▸ **Work required**:
Leave out the pictures and transcribe everything else exactly.

# # # # #

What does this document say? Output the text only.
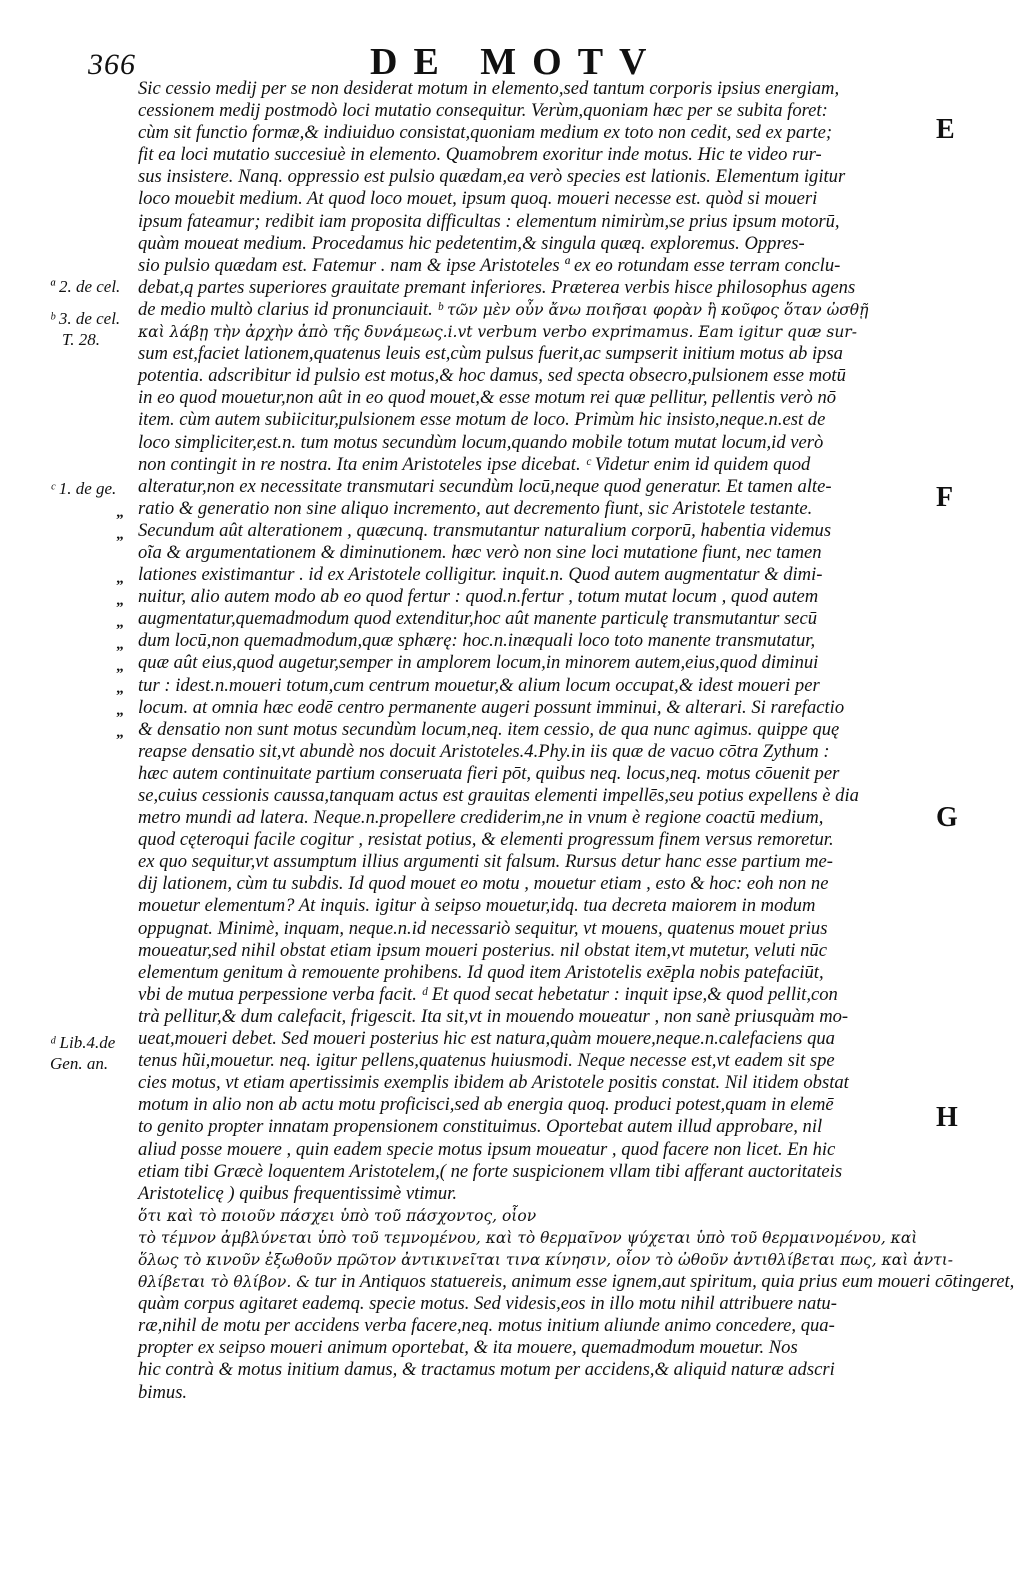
366	DE MOTV
Sic cessio medij per se non desiderat motum in elemento,sed tantum corporis ipsius energiam,
cessionem medij postmodò loci mutatio consequitur. Verùm,quoniam hæc per se subita foret:
cùm sit functio formæ,& indiuiduo consistat,quoniam medium ex toto non cedit, sed ex parte;
fit ea loci mutatio succesiuè in elemento. Quamobrem exoritur inde motus. Hic te video rur-
sus insistere. Nanq. oppressio est pulsio quædam,ea verò species est lationis. Elementum igitur
loco mouebit medium. At quod loco mouet, ipsum quoq. moueri necesse est. quòd si moueri
ipsum fateamur; redibit iam proposita difficultas : elementum nimirùm,se prius ipsum motorū,
quàm moueat medium. Procedamus hic pedetentim,& singula quæq. exploremus. Oppres-
sio pulsio quædam est. Fatemur . nam & ipse Aristoteles ª ex eo rotundam esse terram conclu-
debat,q partes superiores grauitate premant inferiores. Præterea verbis hisce philosophus agens
de medio multò clarius id pronunciauit. ᵇ τῶν μὲν οὖν ἄνω ποιῆσαι φορὰν ἢ κοῦφος ὅταν ὠσθῇ
καὶ λάβῃ τὴν ἀρχὴν ἀπὸ τῆς δυνάμεως.i.vt verbum verbo exprimamus. Eam igitur quæ sur-
sum est,faciet lationem,quatenus leuis est,cùm pulsus fuerit,ac sumpserit initium motus ab ipsa
potentia. adscribitur id pulsio est motus,& hoc damus, sed specta obsecro,pulsionem esse motū
in eo quod mouetur,non aût in eo quod mouet,& esse motum rei quæ pellitur, pellentis verò nō
item. cùm autem subiicitur,pulsionem esse motum de loco. Primùm hic insisto,neque.n.est de
loco simpliciter,est.n. tum motus secundùm locum,quando mobile totum mutat locum,id verò
non contingit in re nostra. Ita enim Aristoteles ipse dicebat. ᶜ Videtur enim id quidem quod
alteratur,non ex necessitate transmutari secundùm locū,neque quod generatur. Et tamen alte-
ratio & generatio non sine aliquo incremento, aut decremento fiunt, sic Aristotele testante.
Secundum aût alterationem , quæcunq. transmutantur naturalium corporū, habentia videmus
oĩa & argumentationem & diminutionem. hæc verò non sine loci mutatione fiunt, nec tamen
lationes existimantur . id ex Aristotele colligitur. inquit.n. Quod autem augmentatur & dimi-
nuitur, alio autem modo ab eo quod fertur : quod.n.fertur , totum mutat locum , quod autem
augmentatur,quemadmodum quod extenditur,hoc aût manente particulę transmutantur secū
dum locū,non quemadmodum,quæ sphærę: hoc.n.inæquali loco toto manente transmutatur,
quæ aût eius,quod augetur,semper in amplorem locum,in minorem autem,eius,quod diminui
tur : idest.n.moueri totum,cum centrum mouetur,& alium locum occupat,& idest moueri per
locum. at omnia hæc eodē centro permanente augeri possunt imminui, & alterari. Si rarefactio
& densatio non sunt motus secundùm locum,neq. item cessio, de qua nunc agimus. quippe quę
reapse densatio sit,vt abundè nos docuit Aristoteles.4.Phy.in iis quæ de vacuo cōtra Zythum :
hæc autem continuitate partium conseruata fieri pōt, quibus neq. locus,neq. motus cōuenit per
se,cuius cessionis caussa,tanquam actus est grauitas elementi impellēs,seu potius expellens è dia
metro mundi ad latera. Neque.n.propellere crediderim,ne in vnum è regione coactū medium,
quod cęteroqui facile cogitur , resistat potius, & elementi progressum finem versus remoretur.
ex quo sequitur,vt assumptum illius argumenti sit falsum. Rursus detur hanc esse partium me-
dij lationem, cùm tu subdis. Id quod mouet eo motu , mouetur etiam , esto & hoc: eoh non ne
mouetur elementum? At inquis. igitur à seipso mouetur,idq. tua decreta maiorem in modum
oppugnat. Minimè, inquam, neque.n.id necessariò sequitur, vt mouens, quatenus mouet prius
moueatur,sed nihil obstat etiam ipsum moueri posterius. nil obstat item,vt mutetur, veluti nūc
elementum genitum à remouente prohibens. Id quod item Aristotelis exēpla nobis patefaciūt,
vbi de mutua perpessione verba facit. ᵈ Et quod secat hebetatur : inquit ipse,& quod pellit,con
trà pellitur,& dum calefacit, frigescit. Ita sit,vt in mouendo moueatur , non sanè priusquàm mo-
ueat,moueri debet. Sed moueri posterius hic est natura,quàm mouere,neque.n.calefaciens qua
tenus hũi,mouetur. neq. igitur pellens,quatenus huiusmodi. Neque necesse est,vt eadem sit spe
cies motus, vt etiam apertissimis exemplis ibidem ab Aristotele positis constat. Nil itidem obstat
motum in alio non ab actu motu proficisci,sed ab energia quoq. produci potest,quam in elemē
to genito propter innatam propensionem constituimus. Oportebat autem illud approbare, nil
aliud posse mouere , quin eadem specie motus ipsum moueatur , quod facere non licet. En hic
etiam tibi Græcè loquentem Aristotelem,( ne forte suspicionem vllam tibi afferant auctoritateis
Aristotelicę ) quibus frequentissimè vtimur.
ὅτι καὶ τὸ ποιοῦν πάσχει ὑπὸ τοῦ πάσχοντος, οἷον
τὸ τέμνον ἀμβλύνεται ὑπὸ τοῦ τεμνομένου, καὶ τὸ θερμαῖνον ψύχεται ὑπὸ τοῦ θερμαινομένου, καὶ
ὅλως τὸ κινοῦν ἐξωθοῦν πρῶτον ἀντικινεῖται τινα κίνησιν, οἷον τὸ ὠθοῦν ἀντιθλίβεται πως, καὶ ἀντι-
θλίβεται τὸ θλίβον. & tur in Antiquos statuereis, animum esse ignem,aut spiritum, quia prius eum moueri cōtingeret,
quàm corpus agitaret eademq. specie motus. Sed videsis,eos in illo motu nihil attribuere natu-
ræ,nihil de motu per accidens verba facere,neq. motus initium aliunde animo concedere, qua-
propter ex seipso moueri animum oportebat, & ita mouere, quemadmodum mouetur. Nos
hic contrà & motus initium damus, & tractamus motum per accidens,& aliquid naturæ adscri
bimus.
ª 2. de cel.
ᵇ 3. de cel.
T. 28.
ᶜ 1. de ge.
ᵈ Lib.4.de
Gen. an.
”
”
”
”
”
”
”
”
”
”
E
F
G
H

# # # # #

▸ **Answer**:
What does this document say? Output the text only.
366	DE MOTV
Sic cessio medij per se non desiderat motum in elemento,sed tantum corporis ipsius energiam,
cessionem medij postmodò loci mutatio consequitur. Verùm,quoniam hæc per se subita foret:
cùm sit functio formæ,& indiuiduo consistat,quoniam medium ex toto non cedit, sed ex parte;
fit ea loci mutatio succesiuè in elemento. Quamobrem exoritur inde motus. Hic te video rur-
sus insistere. Nanq. oppressio est pulsio quædam,ea verò species est lationis. Elementum igitur
loco mouebit medium. At quod loco mouet, ipsum quoq. moueri necesse est. quòd si moueri
ipsum fateamur; redibit iam proposita difficultas : elementum nimirùm,se prius ipsum motorū,
quàm moueat medium. Procedamus hic pedetentim,& singula quæq. exploremus. Oppres-
sio pulsio quædam est. Fatemur . nam & ipse Aristoteles ª ex eo rotundam esse terram conclu-
debat,q partes superiores grauitate premant inferiores. Præterea verbis hisce philosophus agens
de medio multò clarius id pronunciauit. ᵇ τῶν μὲν οὖν ἄνω ποιῆσαι φορὰν ἢ κοῦφος ὅταν ὠσθῇ
καὶ λάβῃ τὴν ἀρχὴν ἀπὸ τῆς δυνάμεως.i.vt verbum verbo exprimamus. Eam igitur quæ sur-
sum est,faciet lationem,quatenus leuis est,cùm pulsus fuerit,ac sumpserit initium motus ab ipsa
potentia. adscribitur id pulsio est motus,& hoc damus, sed specta obsecro,pulsionem esse motū
in eo quod mouetur,non aût in eo quod mouet,& esse motum rei quæ pellitur, pellentis verò nō
item. cùm autem subiicitur,pulsionem esse motum de loco. Primùm hic insisto,neque.n.est de
loco simpliciter,est.n. tum motus secundùm locum,quando mobile totum mutat locum,id verò
non contingit in re nostra. Ita enim Aristoteles ipse dicebat. ᶜ Videtur enim id quidem quod
alteratur,non ex necessitate transmutari secundùm locū,neque quod generatur. Et tamen alte-
ratio & generatio non sine aliquo incremento, aut decremento fiunt, sic Aristotele testante.
Secundum aût alterationem , quæcunq. transmutantur naturalium corporū, habentia videmus
oĩa & argumentationem & diminutionem. hæc verò non sine loci mutatione fiunt, nec tamen
lationes existimantur . id ex Aristotele colligitur. inquit.n. Quod autem augmentatur & dimi-
nuitur, alio autem modo ab eo quod fertur : quod.n.fertur , totum mutat locum , quod autem
augmentatur,quemadmodum quod extenditur,hoc aût manente particulę transmutantur secū
dum locū,non quemadmodum,quæ sphærę: hoc.n.inæquali loco toto manente transmutatur,
quæ aût eius,quod augetur,semper in amplorem locum,in minorem autem,eius,quod diminui
tur : idest.n.moueri totum,cum centrum mouetur,& alium locum occupat,& idest moueri per
locum. at omnia hæc eodē centro permanente augeri possunt imminui, & alterari. Si rarefactio
& densatio non sunt motus secundùm locum,neq. item cessio, de qua nunc agimus. quippe quę
reapse densatio sit,vt abundè nos docuit Aristoteles.4.Phy.in iis quæ de vacuo cōtra Zythum :
hæc autem continuitate partium conseruata fieri pōt, quibus neq. locus,neq. motus cōuenit per
se,cuius cessionis caussa,tanquam actus est grauitas elementi impellēs,seu potius expellens è dia
metro mundi ad latera. Neque.n.propellere crediderim,ne in vnum è regione coactū medium,
quod cęteroqui facile cogitur , resistat potius, & elementi progressum finem versus remoretur.
ex quo sequitur,vt assumptum illius argumenti sit falsum. Rursus detur hanc esse partium me-
dij lationem, cùm tu subdis. Id quod mouet eo motu , mouetur etiam , esto & hoc: eoh non ne
mouetur elementum? At inquis. igitur à seipso mouetur,idq. tua decreta maiorem in modum
oppugnat. Minimè, inquam, neque.n.id necessariò sequitur, vt mouens, quatenus mouet prius
moueatur,sed nihil obstat etiam ipsum moueri posterius. nil obstat item,vt mutetur, veluti nūc
elementum genitum à remouente prohibens. Id quod item Aristotelis exēpla nobis patefaciūt,
vbi de mutua perpessione verba facit. ᵈ Et quod secat hebetatur : inquit ipse,& quod pellit,con
trà pellitur,& dum calefacit, frigescit. Ita sit,vt in mouendo moueatur , non sanè priusquàm mo-
ueat,moueri debet. Sed moueri posterius hic est natura,quàm mouere,neque.n.calefaciens qua
tenus hũi,mouetur. neq. igitur pellens,quatenus huiusmodi. Neque necesse est,vt eadem sit spe
cies motus, vt etiam apertissimis exemplis ibidem ab Aristotele positis constat. Nil itidem obstat
motum in alio non ab actu motu proficisci,sed ab energia quoq. produci potest,quam in elemē
to genito propter innatam propensionem constituimus. Oportebat autem illud approbare, nil
aliud posse mouere , quin eadem specie motus ipsum moueatur , quod facere non licet. En hic
etiam tibi Græcè loquentem Aristotelem,( ne forte suspicionem vllam tibi afferant auctoritateis
Aristotelicę ) quibus frequentissimè vtimur.
ὅτι καὶ τὸ ποιοῦν πάσχει ὑπὸ τοῦ πάσχοντος, οἷον
τὸ τέμνον ἀμβλύνεται ὑπὸ τοῦ τεμνομένου, καὶ τὸ θερμαῖνον ψύχεται ὑπὸ τοῦ θερμαινομένου, καὶ
ὅλως τὸ κινοῦν ἐξωθοῦν πρῶτον ἀντικινεῖται τινα κίνησιν, οἷον τὸ ὠθοῦν ἀντιθλίβεται πως, καὶ ἀντι-
θλίβεται τὸ θλίβον. & tur in Antiquos statuereis, animum esse ignem,aut spiritum, quia prius eum moueri cōtingeret,
quàm corpus agitaret eademq. specie motus. Sed videsis,eos in illo motu nihil attribuere natu-
ræ,nihil de motu per accidens verba facere,neq. motus initium aliunde animo concedere, qua-
propter ex seipso moueri animum oportebat, & ita mouere, quemadmodum mouetur. Nos
hic contrà & motus initium damus, & tractamus motum per accidens,& aliquid naturæ adscri
bimus.
ª 2. de cel.
ᵇ 3. de cel.
T. 28.
ᶜ 1. de ge.
ᵈ Lib.4.de
Gen. an.
”
”
”
”
”
”
”
”
”
”
E
F
G
H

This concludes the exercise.